**PROVIDED ENTRIES**.

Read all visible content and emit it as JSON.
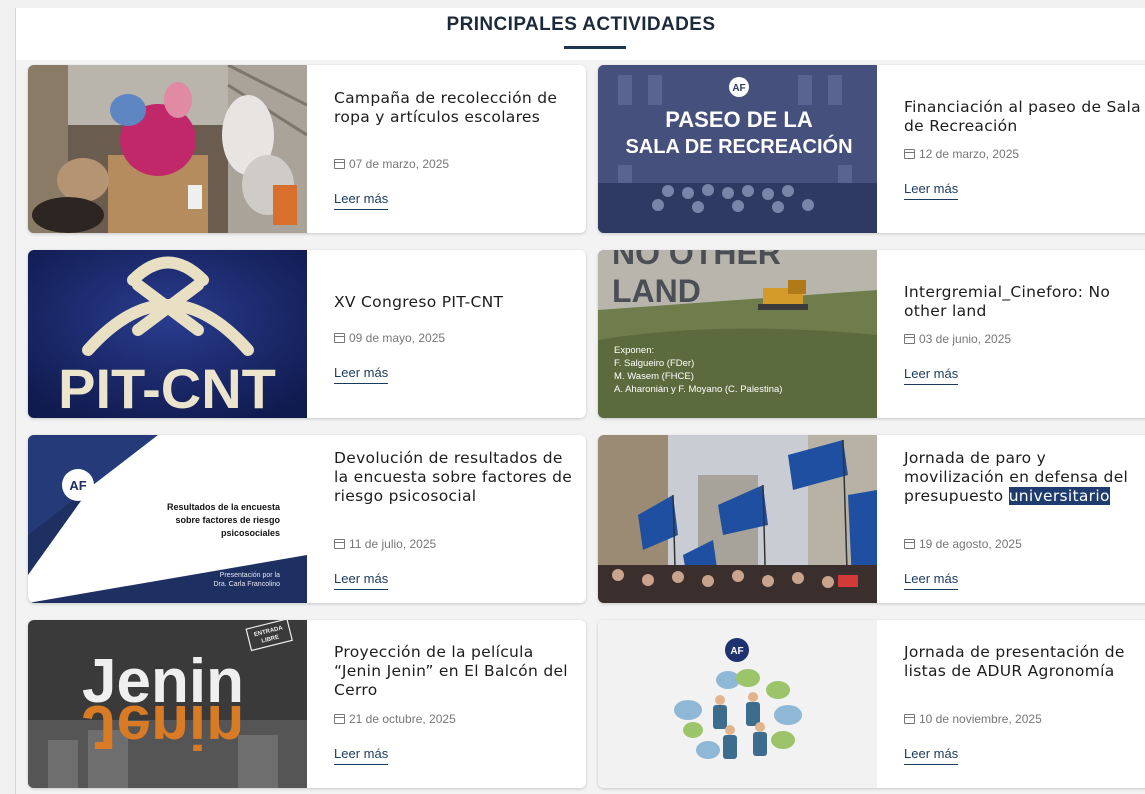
{
  "section": {
    "title": "PRINCIPALES ACTIVIDADES"
  },
  "cards": [
    {
      "title": "Campaña de recolección de ropa y artículos escolares",
      "date": "07 de marzo, 2025",
      "more": "Leer más"
    },
    {
      "title": "Financiación al paseo de Sala de Recreación",
      "date": "12 de marzo, 2025",
      "more": "Leer más",
      "image_text": {
        "line1": "PASEO DE LA",
        "line2": "SALA DE RECREACIÓN",
        "logo": "AF"
      }
    },
    {
      "title": "XV Congreso PIT-CNT",
      "date": "09 de mayo, 2025",
      "more": "Leer más",
      "image_text": {
        "logo": "PIT-CNT"
      }
    },
    {
      "title": "Intergremial_Cineforo: No other land",
      "date": "03 de junio, 2025",
      "more": "Leer más",
      "image_text": {
        "line1": "NO OTHER",
        "line2": "LAND",
        "caption": [
          "Exponen:",
          "F. Salgueiro (FDer)",
          "M. Wasem (FHCE)",
          "A. Aharonián y F. Moyano (C. Palestina)"
        ]
      }
    },
    {
      "title": "Devolución de resultados de la encuesta sobre factores de riesgo psicosocial",
      "date": "11 de julio, 2025",
      "more": "Leer más",
      "image_text": {
        "logo": "AF",
        "lines": [
          "Resultados de la encuesta",
          "sobre factores de riesgo",
          "psicosociales"
        ],
        "foot": [
          "Presentación por la",
          "Dra. Carla Francolino"
        ]
      }
    },
    {
      "title_plain": "Jornada de paro y movilización en defensa del presupuesto",
      "title_selected": "universitario",
      "date": "19 de agosto, 2025",
      "more": "Leer más"
    },
    {
      "title": "Proyección de la película “Jenin Jenin” en El Balcón del Cerro",
      "date": "21 de octubre, 2025",
      "more": "Leer más",
      "image_text": {
        "word": "Jenin",
        "ticket": [
          "ENTRADA",
          "LIBRE"
        ]
      }
    },
    {
      "title": "Jornada de presentación de listas de ADUR Agronomía",
      "date": "10 de noviembre, 2025",
      "more": "Leer más",
      "image_text": {
        "logo": "AF"
      }
    }
  ],
  "colors": {
    "accent": "#1e3552",
    "link": "#1a3a5e",
    "selection": "#1f3c6e"
  }
}
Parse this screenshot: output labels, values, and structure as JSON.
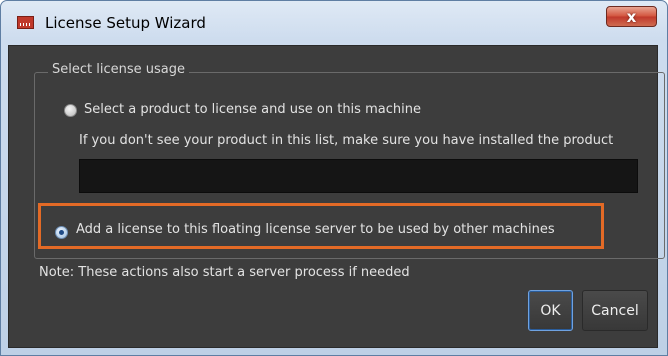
{
  "window": {
    "title": "License Setup Wizard",
    "close_label": "x"
  },
  "group": {
    "legend": "Select license usage"
  },
  "options": {
    "product": {
      "label": "Select a product to license and use on this machine",
      "hint": "If you don't see your product in this list, make sure you have installed the product",
      "selected": false
    },
    "floating": {
      "label": "Add a license to this floating license server to be used by other machines",
      "selected": true
    }
  },
  "note": "Note: These actions also start a server process if needed",
  "buttons": {
    "ok": "OK",
    "cancel": "Cancel"
  },
  "colors": {
    "highlight": "#e36a26",
    "panel": "#3d3d3d",
    "list_background": "#151515"
  }
}
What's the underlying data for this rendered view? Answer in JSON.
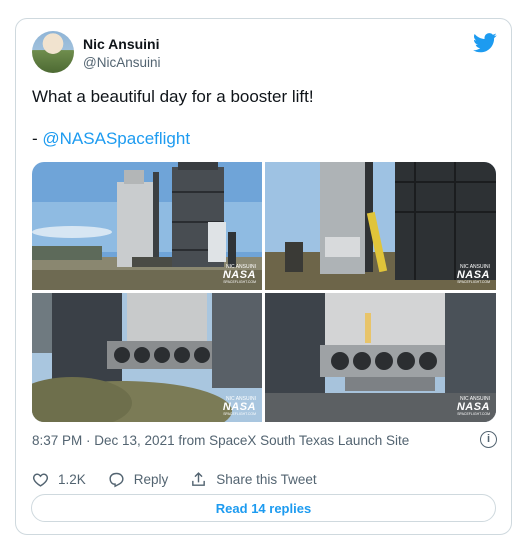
{
  "author": {
    "name": "Nic Ansuini",
    "handle": "@NicAnsuini"
  },
  "tweet": {
    "line1": "What a beautiful day for a booster lift!",
    "prefix": "- ",
    "mention": "@NASASpaceflight"
  },
  "watermark": {
    "small": "NIC ANSUINI",
    "large": "NASA",
    "sub": "SPACEFLIGHT.COM"
  },
  "meta": {
    "timestamp": "8:37 PM · Dec 13, 2021 from SpaceX South Texas Launch Site"
  },
  "actions": {
    "likes": "1.2K",
    "reply_label": "Reply",
    "share_label": "Share this Tweet"
  },
  "read_button": "Read 14 replies",
  "colors": {
    "accent": "#1d9bf0",
    "secondary_text": "#536471",
    "border": "#cfd9de"
  },
  "icons": [
    "twitter-bird-icon",
    "info-icon",
    "heart-icon",
    "reply-icon",
    "share-icon"
  ]
}
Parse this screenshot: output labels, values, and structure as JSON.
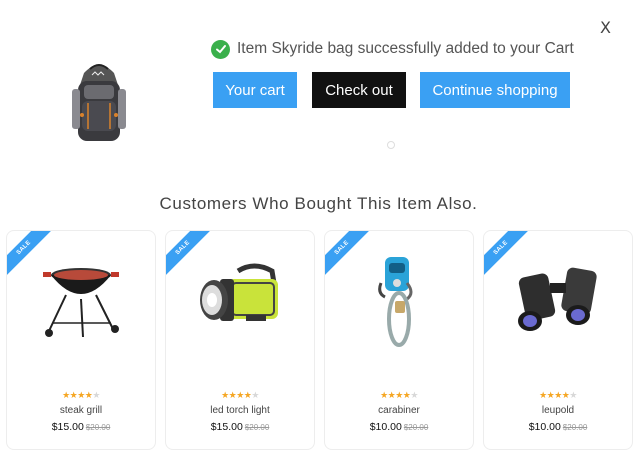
{
  "modal": {
    "close_label": "X",
    "success_message": "Item Skyride bag successfully added to your Cart",
    "buttons": {
      "your_cart": "Your cart",
      "check_out": "Check out",
      "continue_shopping": "Continue shopping"
    },
    "colors": {
      "accent": "#3aa0f3",
      "success": "#3ab04b",
      "dark_button": "#111111",
      "star": "#f5a623"
    }
  },
  "related": {
    "title": "Customers Who Bought This Item Also.",
    "sale_label": "SALE",
    "products": [
      {
        "name": "steak grill",
        "price": "$15.00",
        "old_price": "$20.00",
        "rating": 4,
        "icon": "grill-icon"
      },
      {
        "name": "led torch light",
        "price": "$15.00",
        "old_price": "$20.00",
        "rating": 4,
        "icon": "torch-icon"
      },
      {
        "name": "carabiner",
        "price": "$10.00",
        "old_price": "$20.00",
        "rating": 4,
        "icon": "carabiner-icon"
      },
      {
        "name": "leupold",
        "price": "$10.00",
        "old_price": "$20.00",
        "rating": 4,
        "icon": "binoculars-icon"
      }
    ]
  }
}
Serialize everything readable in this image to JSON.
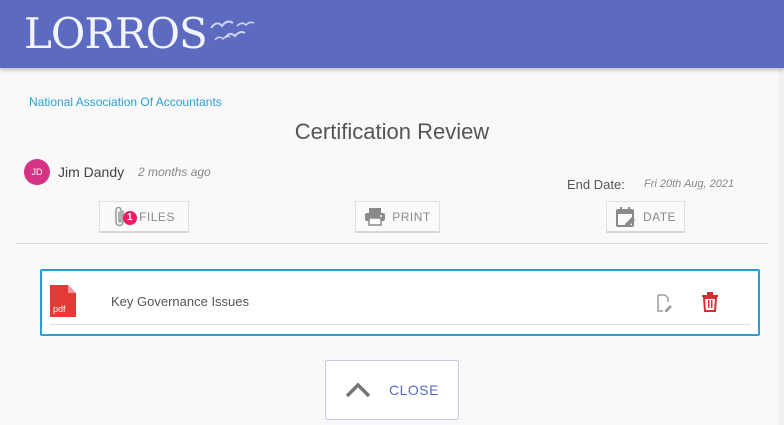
{
  "brand": {
    "logo_text": "LORROS",
    "header_color": "#5c6bc0"
  },
  "organization": "National Association Of Accountants",
  "document": {
    "title": "Certification Review",
    "author_initials": "JD",
    "author_name": "Jim Dandy",
    "posted_relative": "2 months ago",
    "end_date_label": "End Date:",
    "end_date_value": "Fri 20th Aug, 2021"
  },
  "toolbar": {
    "files_label": "FILES",
    "files_count": "1",
    "print_label": "PRINT",
    "date_label": "DATE"
  },
  "files": [
    {
      "name": "Key Governance Issues",
      "type_label": "pdf"
    }
  ],
  "actions": {
    "close_label": "CLOSE"
  },
  "icons": {
    "files": "paperclip-icon",
    "print": "printer-icon",
    "date": "calendar-edit-icon",
    "file_type": "pdf-file-icon",
    "edit": "edit-file-icon",
    "delete": "trash-icon",
    "close": "chevron-up-icon"
  },
  "colors": {
    "accent": "#2a9fd6",
    "badge": "#e91e63",
    "avatar": "#d63384",
    "pdf": "#e53935",
    "delete": "#d32f2f"
  }
}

**THE REQUEST**. Find the string "factores" in the listing and return every line that holds it.

**SOLUTION BELOW**.
      "title": "Devolución de resultados de la encuesta sobre factores de riesgo psicosocial",
          "sobre factores de riesgo",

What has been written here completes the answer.